* _THE PROBLEM_
Copy the data exactly; pictures stay out of the copy.
__________________________________________________
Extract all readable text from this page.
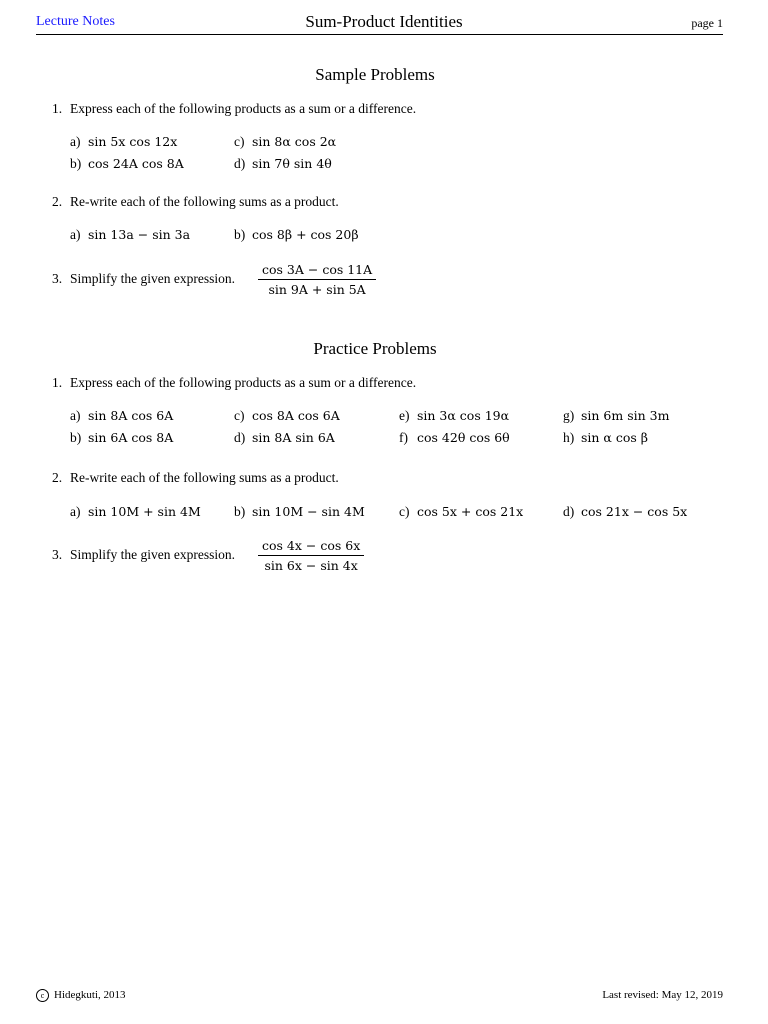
Lecture Notes	Sum-Product Identities	page 1
Sample Problems
1. Express each of the following products as a sum or a difference.
a) sin 5x cos 12x	c) sin 8α cos 2α
b) cos 24A cos 8A	d) sin 7θ sin 4θ
2. Re-write each of the following sums as a product.
a) sin 13a − sin 3a	b) cos 8β + cos 20β
3. Simplify the given expression. $\frac{\cos 3A - \cos 11A}{\sin 9A + \sin 5A}$
Practice Problems
1. Express each of the following products as a sum or a difference.
a) sin 8A cos 6A	c) cos 8A cos 6A	e) sin 3α cos 19α	g) sin 6m sin 3m
b) sin 6A cos 8A	d) sin 8A sin 6A	f) cos 42θ cos 6θ	h) sin α cos β
2. Re-write each of the following sums as a product.
a) sin 10M + sin 4M b) sin 10M − sin 4M	c) cos 5x + cos 21x	d) cos 21x − cos 5x
3. Simplify the given expression. $\frac{\cos 4x - \cos 6x}{\sin 6x - \sin 4x}$
c Hidegkuti, 2013	Last revised: May 12, 2019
__________________________________________________
* _RESULT_
Extract all readable text from this page.
Lecture Notes	Sum-Product Identities	page 1
Sample Problems
1. Express each of the following products as a sum or a difference.
a) sin 5x cos 12x	c) sin 8α cos 2α
b) cos 24A cos 8A	d) sin 7θ sin 4θ
2. Re-write each of the following sums as a product.
a) sin 13a − sin 3a	b) cos 8β + cos 20β
3. Simplify the given expression. $\frac{\cos 3A - \cos 11A}{\sin 9A + \sin 5A}$
Practice Problems
1. Express each of the following products as a sum or a difference.
a) sin 8A cos 6A	c) cos 8A cos 6A	e) sin 3α cos 19α	g) sin 6m sin 3m
b) sin 6A cos 8A	d) sin 8A sin 6A	f) cos 42θ cos 6θ	h) sin α cos β
2. Re-write each of the following sums as a product.
a) sin 10M + sin 4M b) sin 10M − sin 4M	c) cos 5x + cos 21x	d) cos 21x − cos 5x
3. Simplify the given expression. $\frac{\cos 4x - \cos 6x}{\sin 6x - \sin 4x}$
c Hidegkuti, 2013	Last revised: May 12, 2019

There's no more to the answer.